Goal:
In the material below, the lines containing the word "long" are required; copy each of them.

(Saved entries)
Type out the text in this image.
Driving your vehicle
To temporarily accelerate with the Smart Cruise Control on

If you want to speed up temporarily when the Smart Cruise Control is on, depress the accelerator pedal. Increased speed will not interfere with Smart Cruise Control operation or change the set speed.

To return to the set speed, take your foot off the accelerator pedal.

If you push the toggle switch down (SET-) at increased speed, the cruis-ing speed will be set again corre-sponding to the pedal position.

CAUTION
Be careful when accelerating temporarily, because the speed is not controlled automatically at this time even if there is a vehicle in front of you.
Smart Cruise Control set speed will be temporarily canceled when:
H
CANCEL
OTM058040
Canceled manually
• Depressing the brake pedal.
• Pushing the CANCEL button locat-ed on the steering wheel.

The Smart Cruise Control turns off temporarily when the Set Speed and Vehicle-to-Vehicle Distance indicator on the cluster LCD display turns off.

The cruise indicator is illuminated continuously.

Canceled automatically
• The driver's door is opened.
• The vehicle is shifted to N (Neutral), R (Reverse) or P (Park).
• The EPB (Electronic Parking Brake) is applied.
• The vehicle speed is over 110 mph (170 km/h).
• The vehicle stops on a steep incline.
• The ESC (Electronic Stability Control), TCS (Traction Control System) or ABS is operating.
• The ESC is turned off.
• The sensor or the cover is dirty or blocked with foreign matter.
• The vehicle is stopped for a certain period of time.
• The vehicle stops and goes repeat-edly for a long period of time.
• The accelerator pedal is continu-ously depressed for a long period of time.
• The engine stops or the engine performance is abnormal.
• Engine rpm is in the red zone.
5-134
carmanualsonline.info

The completed task:
• The vehicle stops and goes repeat-edly for a long period of time.
• The accelerator pedal is continu-ously depressed for a long period of time.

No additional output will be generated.